Aim of the task ->
Leave the pictures out, and retype all of the material exactly as written.

Extracted information ->

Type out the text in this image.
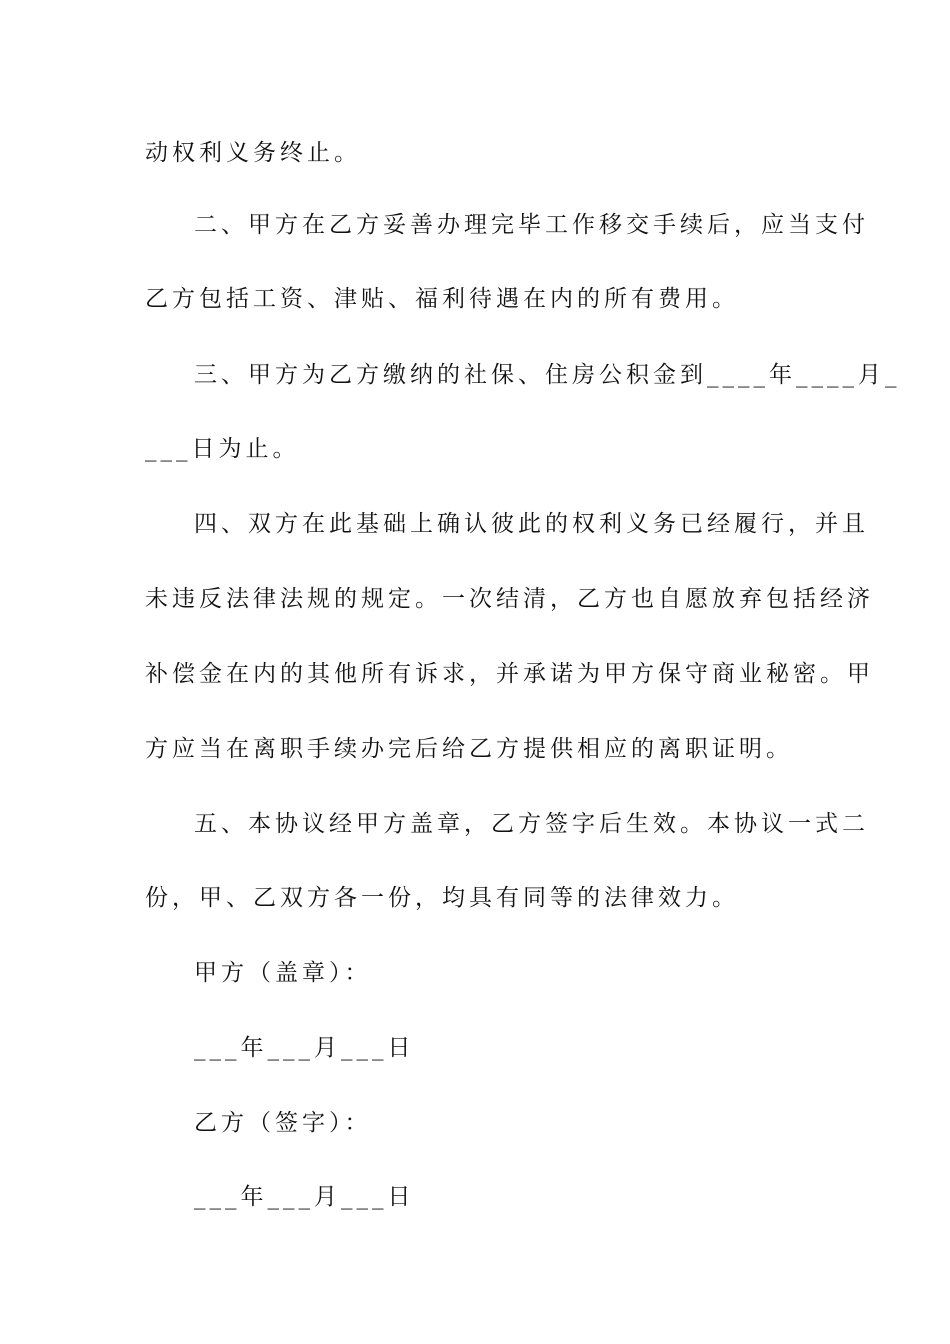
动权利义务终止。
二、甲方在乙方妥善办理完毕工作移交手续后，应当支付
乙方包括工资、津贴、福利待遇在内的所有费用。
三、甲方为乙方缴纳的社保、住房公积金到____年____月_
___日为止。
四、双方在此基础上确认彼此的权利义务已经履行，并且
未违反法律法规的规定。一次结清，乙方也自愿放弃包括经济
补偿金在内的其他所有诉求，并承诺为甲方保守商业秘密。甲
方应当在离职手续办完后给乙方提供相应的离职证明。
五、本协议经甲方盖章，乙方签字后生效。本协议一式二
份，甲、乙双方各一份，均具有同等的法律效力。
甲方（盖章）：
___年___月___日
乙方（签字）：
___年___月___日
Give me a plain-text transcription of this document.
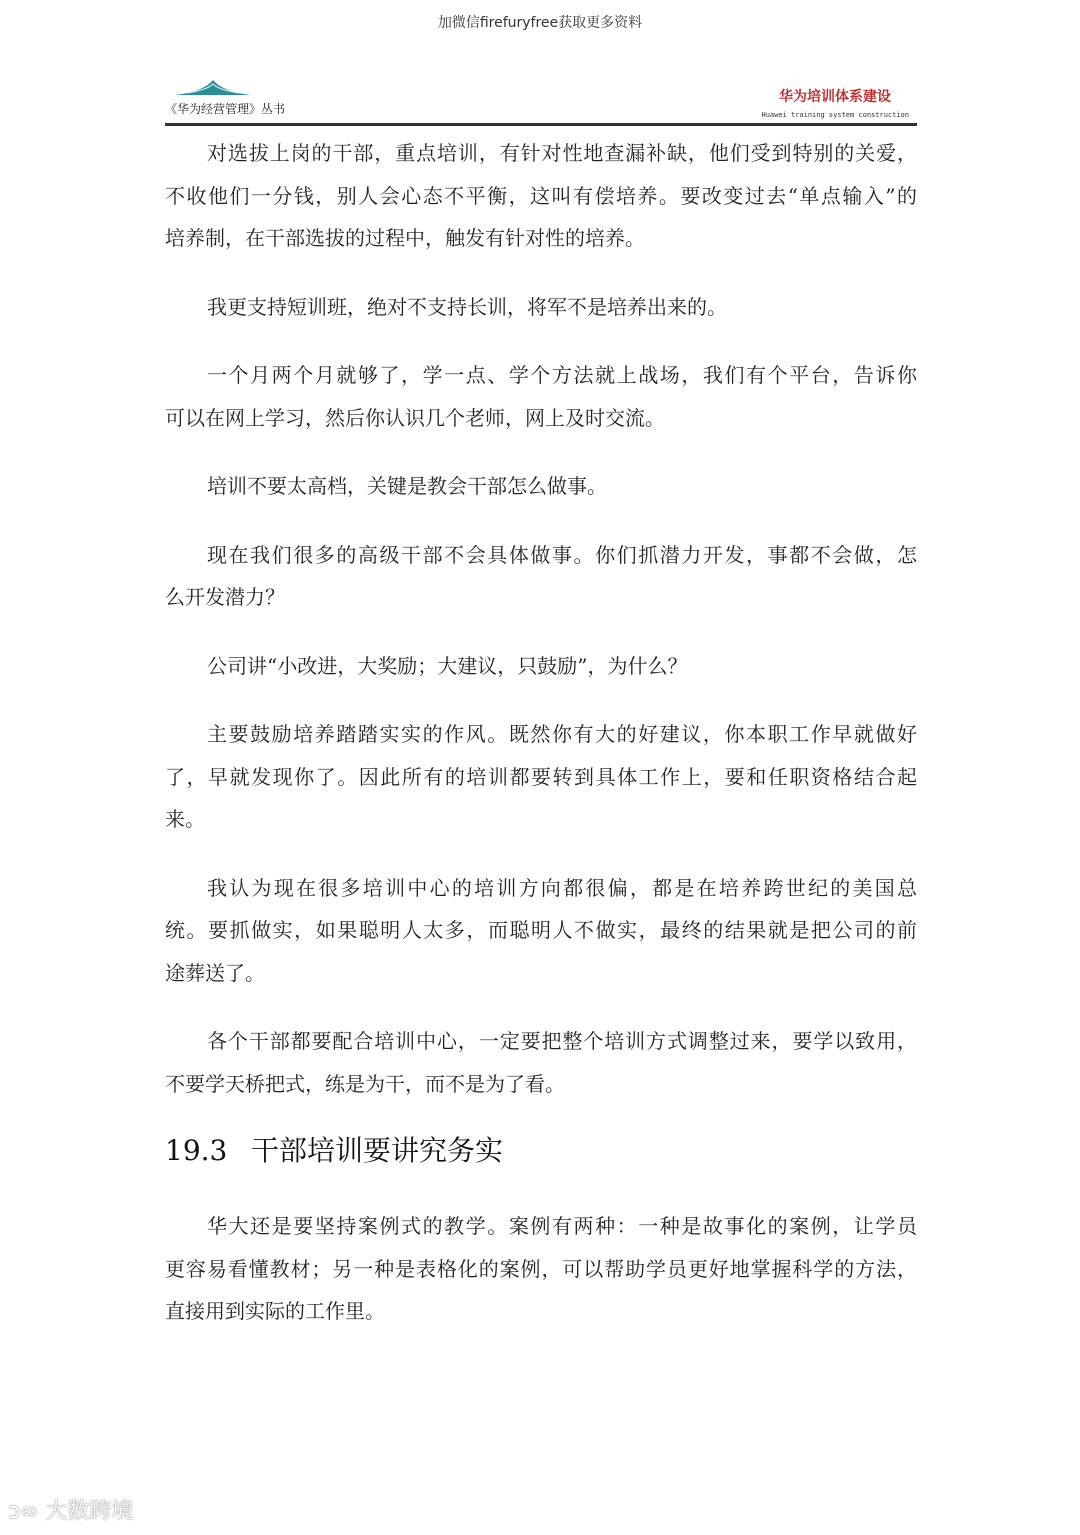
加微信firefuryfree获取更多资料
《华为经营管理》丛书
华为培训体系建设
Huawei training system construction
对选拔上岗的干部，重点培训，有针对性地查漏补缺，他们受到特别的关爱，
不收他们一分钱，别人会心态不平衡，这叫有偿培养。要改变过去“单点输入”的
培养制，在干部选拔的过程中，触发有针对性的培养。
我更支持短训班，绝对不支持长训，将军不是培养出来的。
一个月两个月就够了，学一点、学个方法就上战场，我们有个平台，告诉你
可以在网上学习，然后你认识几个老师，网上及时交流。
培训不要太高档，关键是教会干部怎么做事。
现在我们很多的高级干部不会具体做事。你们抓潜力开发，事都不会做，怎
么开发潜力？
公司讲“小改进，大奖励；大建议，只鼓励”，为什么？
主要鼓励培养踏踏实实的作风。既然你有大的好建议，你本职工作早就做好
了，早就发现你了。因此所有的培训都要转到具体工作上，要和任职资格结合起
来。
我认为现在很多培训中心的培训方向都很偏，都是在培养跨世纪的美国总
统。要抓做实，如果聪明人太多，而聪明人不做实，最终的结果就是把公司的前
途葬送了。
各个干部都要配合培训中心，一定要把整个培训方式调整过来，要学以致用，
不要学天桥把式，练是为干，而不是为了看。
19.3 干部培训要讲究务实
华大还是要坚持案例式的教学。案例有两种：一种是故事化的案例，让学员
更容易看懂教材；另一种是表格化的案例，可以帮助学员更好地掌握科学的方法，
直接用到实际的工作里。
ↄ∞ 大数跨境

Result below ->
Type out the text in this image.
动权利义务终止。
二、甲方在乙方妥善办理完毕工作移交手续后，应当支付
乙方包括工资、津贴、福利待遇在内的所有费用。
三、甲方为乙方缴纳的社保、住房公积金到____年____月_
___日为止。
四、双方在此基础上确认彼此的权利义务已经履行，并且
未违反法律法规的规定。一次结清，乙方也自愿放弃包括经济
补偿金在内的其他所有诉求，并承诺为甲方保守商业秘密。甲
方应当在离职手续办完后给乙方提供相应的离职证明。
五、本协议经甲方盖章，乙方签字后生效。本协议一式二
份，甲、乙双方各一份，均具有同等的法律效力。
甲方（盖章）：
___年___月___日
乙方（签字）：
___年___月___日
Give me a plain-text transcription of this document.
加微信firefuryfree获取更多资料
《华为经营管理》丛书
华为培训体系建设
Huawei training system construction
对选拔上岗的干部，重点培训，有针对性地查漏补缺，他们受到特别的关爱，
不收他们一分钱，别人会心态不平衡，这叫有偿培养。要改变过去“单点输入”的
培养制，在干部选拔的过程中，触发有针对性的培养。
我更支持短训班，绝对不支持长训，将军不是培养出来的。
一个月两个月就够了，学一点、学个方法就上战场，我们有个平台，告诉你
可以在网上学习，然后你认识几个老师，网上及时交流。
培训不要太高档，关键是教会干部怎么做事。
现在我们很多的高级干部不会具体做事。你们抓潜力开发，事都不会做，怎
么开发潜力？
公司讲“小改进，大奖励；大建议，只鼓励”，为什么？
主要鼓励培养踏踏实实的作风。既然你有大的好建议，你本职工作早就做好
了，早就发现你了。因此所有的培训都要转到具体工作上，要和任职资格结合起
来。
我认为现在很多培训中心的培训方向都很偏，都是在培养跨世纪的美国总
统。要抓做实，如果聪明人太多，而聪明人不做实，最终的结果就是把公司的前
途葬送了。
各个干部都要配合培训中心，一定要把整个培训方式调整过来，要学以致用，
不要学天桥把式，练是为干，而不是为了看。
19.3 干部培训要讲究务实
华大还是要坚持案例式的教学。案例有两种：一种是故事化的案例，让学员
更容易看懂教材；另一种是表格化的案例，可以帮助学员更好地掌握科学的方法，
直接用到实际的工作里。
ↄ∞ 大数跨境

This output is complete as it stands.